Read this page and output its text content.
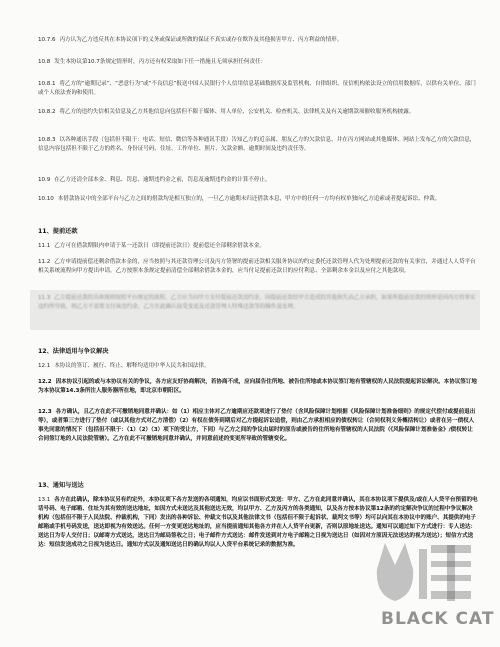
10.7.6 丙方认为乙方违反其在本协议项下的义务或保证或所做的保证不真实或存在欺诈及其他损害甲方、丙方利益的情形。
10.8 发生本协议第10.7条规定情形时，丙方还有权采取如下任一措施且无须承担任何责任：
10.8.1 将乙方的“逾期记录”、“恶意行为”或“不良信息”报送中国人民银行个人信用信息基础数据库及监管机构、自律组织、征信机构依法设立的信用数据库，以供有关单位、部门或个人依法查询和使用。
10.8.2 将乙方的违约失信相关信息及乙方其他信息向包括但不限于媒体、用人单位、公安机关、检查机关、法律机关及有关逾期款项催收服务机构披露。
10.8.3 以各种通讯手段（包括但不限于：电话、短信、微信等各种通讯手段）告知乙方的近亲属、朋友乙方的欠款信息，并在丙方网站或其他媒体、网站上发布乙方的欠款信息，信息内容包括但不限于乙方的姓名、身份证号码、住址、工作单位、照片、欠款金额、逾期时间及违约责任等。
10.9 在乙方还清全部本金、利息、罚息、逾期违约金之前，罚息及逾期违约金的计算不停止。
10.10 本借款协议中的全部平台与乙方之间的借款均是相互独立的，一旦乙方逾期未归还借款本息，甲方中的任何一方均有权单独向乙方追索或者提起诉讼、仲裁。
11、提前还款
11.1 乙方可在借款期限内申请于某一还款日（即提前还款日）提前偿还全部剩余借款本金。
11.2 乙方申请提前偿还剩余借款本金的，应当按照与其还款管理公司及丙方签署的提前还款相关服务协议的约定委托还款管理人代为处理提前还款的有关事宜，并通过人人贷平台相关系统流程向甲方提出申请，乙方按照本条规定提前清偿全部剩余借款本金的，应当付足提前还款日的应付利息、全部剩余本金以及应付之其他款项。
11.3 乙方提前还款的具体规则按照平台规定的流程，乙方应当向甲方支付提前还款违约金，因提前还款给甲方造成的其他损失由乙方承担，如果所提前还款的情形是因丙方的事实违约所导致，则乙方不需要支付该违约金，乙方在此确认接受变更及还款管理人特殊还款等的操作及处理。
12、法律适用与争议解决
12.1 本协议的签订、履行、终止、解释均适用中华人民共和国法律。
12.2 因本协议引起的或与本协议有关的争议，各方应友好协商解决，若协商不成，应向届告住所地、被告住所地或本协议签订地有管辖权的人民法院提起诉讼解决。本协议签订地为本协议第14.3条所注人服务器所在地，即北京市朝阳区。
12.3 各方确认，且乙方在此不可撤销地同意并确认：如（1）相应主体对乙方逾期应还款项进行了垫付（含风险保障计划根据《风险保障计划准备细则》的规定代偿付或提前退出等），或者第三方进行了垫付（或以其他方式对乙方清偿）（2）有权在债务到期后对乙方提起诉讼追偿，则由乙方承担相应的债权转让（合同权利义务概括转让）或者在另一债权人事先同意的情况下（包括但不限于：（1）（2）（3）项下的受让方，下同）与乙方之间的争议由届时的原告或被告的住所地有管辖权的人民法院（《风险保障计划准备金》/债权转让合同签订地的人民法院管辖）。乙方在此不可撤销地同意并确认，并同意前述的变更所导致的管辖变化。
13、通知与送达
13.1 各方在此确认，除本协议另有约定外，本协议项下各方发送的各项通知，均应以书面形式发送：甲方、乙方在此同意并确认，其在本协议项下提供及/或在人人贷平台预留的电话号码、电子邮箱、住址为其有效的送达地址，如因方式未送达及其他送达无效，均以甲方、乙方及丙方的各类通知，以及各方按本协议第12条的约定解决争议的过程中争议解决机构（包括但不限于人民法院、仲裁机构，下同）发出的各种诉讼、仲裁文书以及其他法律文书（包括但不限于起诉状、裁判文书等）均可以向其在本协议中的账户、其提供的电子邮箱或手机号码发送，送达即视为有效送达。任何一方变更送达地址的，应当提前通知其他各方并在人人贷平台更新，否则以原地址送达。通知可以通过如下方式进行：专人送达：送达日为专人交付日；以邮寄方式送达，送达日为邮局签收之日；电子邮件方式送达：邮件发送到对方电子邮箱之日视为送达日（如因对方原因无法送达的视为送达）；短信方式送达：短信发送成功之日视为送达日。通知方式以及通知送达日的确认均以人人贷平台系统记录的数据为准。
BLACK CAT
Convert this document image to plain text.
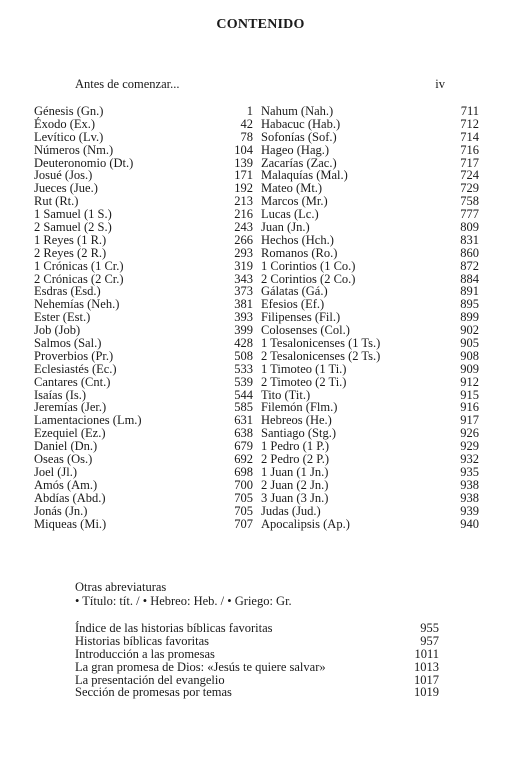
CONTENIDO
Antes de comenzar...	iv
Génesis (Gn.)	1
Éxodo (Ex.)	42
Levítico (Lv.)	78
Números (Nm.)	104
Deuteronomio (Dt.)	139
Josué (Jos.)	171
Jueces (Jue.)	192
Rut (Rt.)	213
1 Samuel (1 S.)	216
2 Samuel (2 S.)	243
1 Reyes (1 R.)	266
2 Reyes (2 R.)	293
1 Crónicas (1 Cr.)	319
2 Crónicas (2 Cr.)	343
Esdras (Esd.)	373
Nehemías (Neh.)	381
Ester (Est.)	393
Job (Job)	399
Salmos (Sal.)	428
Proverbios (Pr.)	508
Eclesiastés (Ec.)	533
Cantares (Cnt.)	539
Isaías (Is.)	544
Jeremías (Jer.)	585
Lamentaciones (Lm.)	631
Ezequiel (Ez.)	638
Daniel (Dn.)	679
Oseas (Os.)	692
Joel (Jl.)	698
Amós (Am.)	700
Abdías (Abd.)	705
Jonás (Jn.)	705
Miqueas (Mi.)	707
Nahum (Nah.)	711
Habacuc (Hab.)	712
Sofonías (Sof.)	714
Hageo (Hag.)	716
Zacarías (Zac.)	717
Malaquías (Mal.)	724
Mateo (Mt.)	729
Marcos (Mr.)	758
Lucas (Lc.)	777
Juan (Jn.)	809
Hechos (Hch.)	831
Romanos (Ro.)	860
1 Corintios (1 Co.)	872
2 Corintios (2 Co.)	884
Gálatas (Gá.)	891
Efesios (Ef.)	895
Filipenses (Fil.)	899
Colosenses (Col.)	902
1 Tesalonicenses (1 Ts.)	905
2 Tesalonicenses (2 Ts.)	908
1 Timoteo (1 Ti.)	909
2 Timoteo (2 Ti.)	912
Tito (Tit.)	915
Filemón (Flm.)	916
Hebreos (He.)	917
Santiago (Stg.)	926
1 Pedro (1 P.)	929
2 Pedro (2 P.)	932
1 Juan (1 Jn.)	935
2 Juan (2 Jn.)	938
3 Juan (3 Jn.)	938
Judas (Jud.)	939
Apocalipsis (Ap.)	940
Otras abreviaturas
• Título: tít. / • Hebreo: Heb. / • Griego: Gr.
Índice de las historias bíblicas favoritas	955
Historias bíblicas favoritas	957
Introducción a las promesas	1011
La gran promesa de Dios: «Jesús te quiere salvar»	1013
La presentación del evangelio	1017
Sección de promesas por temas	1019
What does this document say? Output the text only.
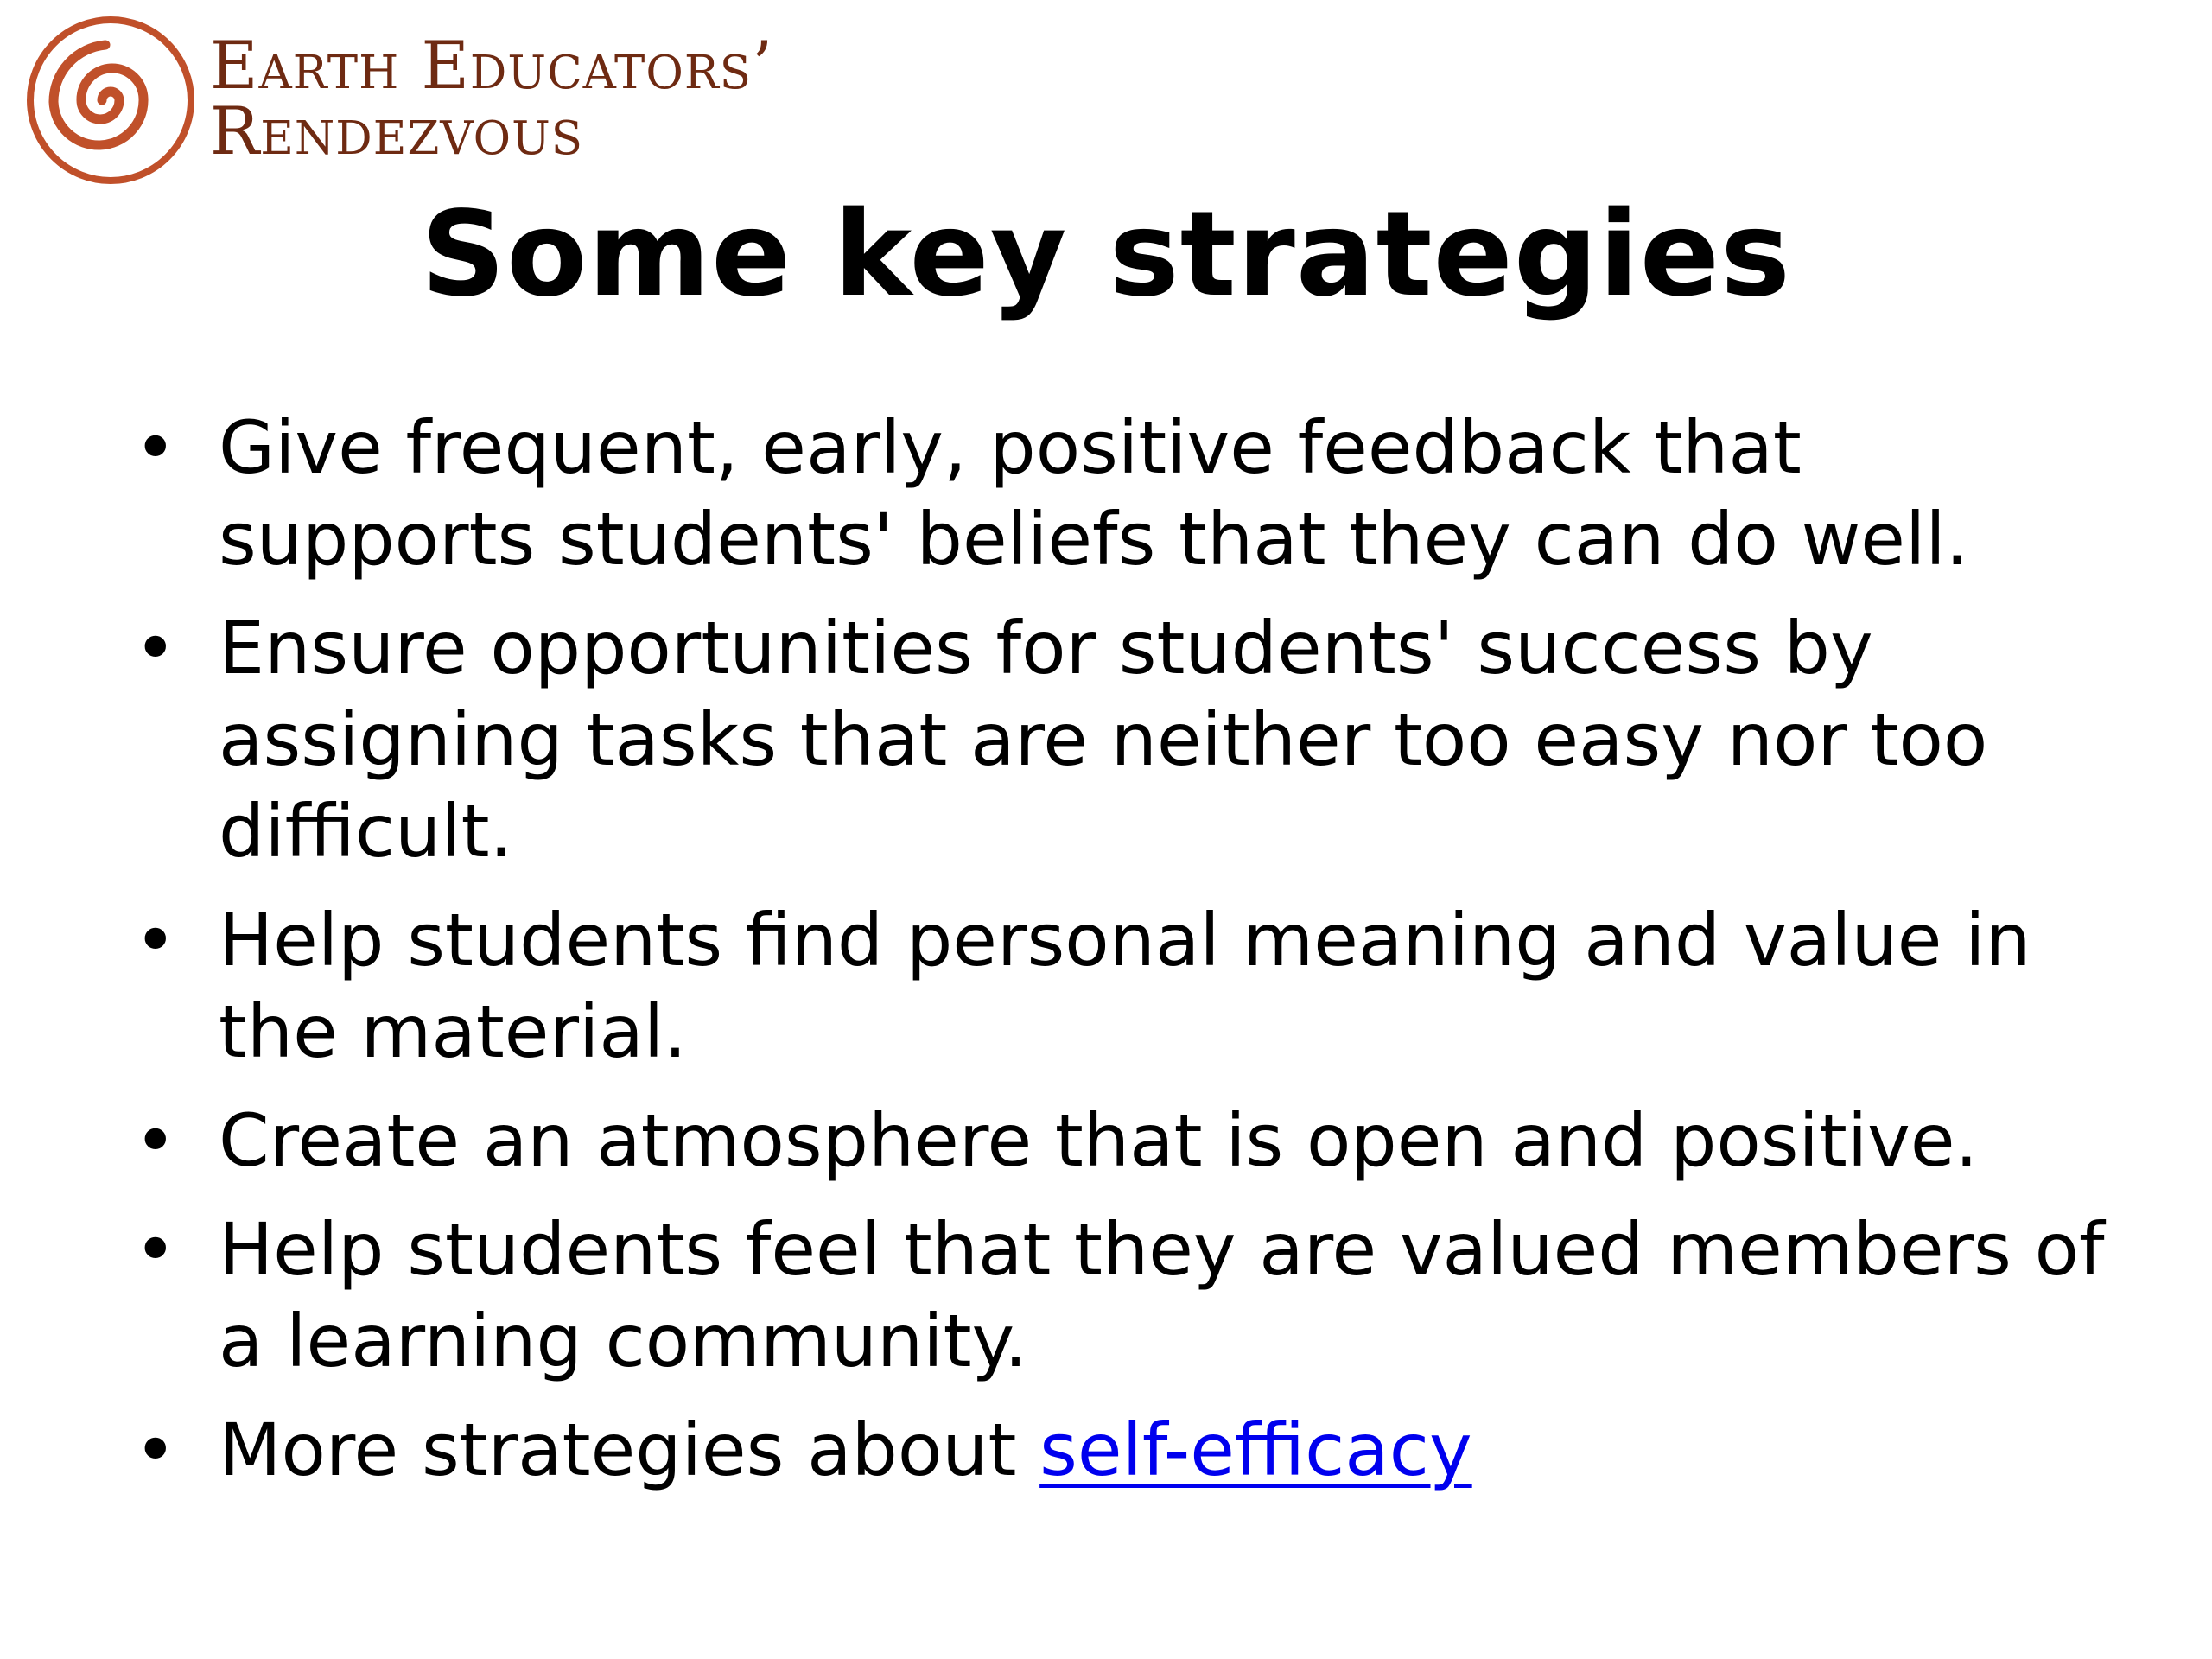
Earth Educators’
Rendezvous
Some key strategies
• Give frequent, early, positive feedback that supports students' beliefs that they can do well.
• Ensure opportunities for students' success by assigning tasks that are neither too easy nor too difficult.
• Help students find personal meaning and value in the material.
• Create an atmosphere that is open and positive.
• Help students feel that they are valued members of a learning community.
• More strategies about self-efficacy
....
** Set exercise **
Copy all lines of the listing above that contain the string "they".

** Task answer **
• Give frequent, early, positive feedback that supports students' beliefs that they can do well.
• Help students feel that they are valued members of a learning community.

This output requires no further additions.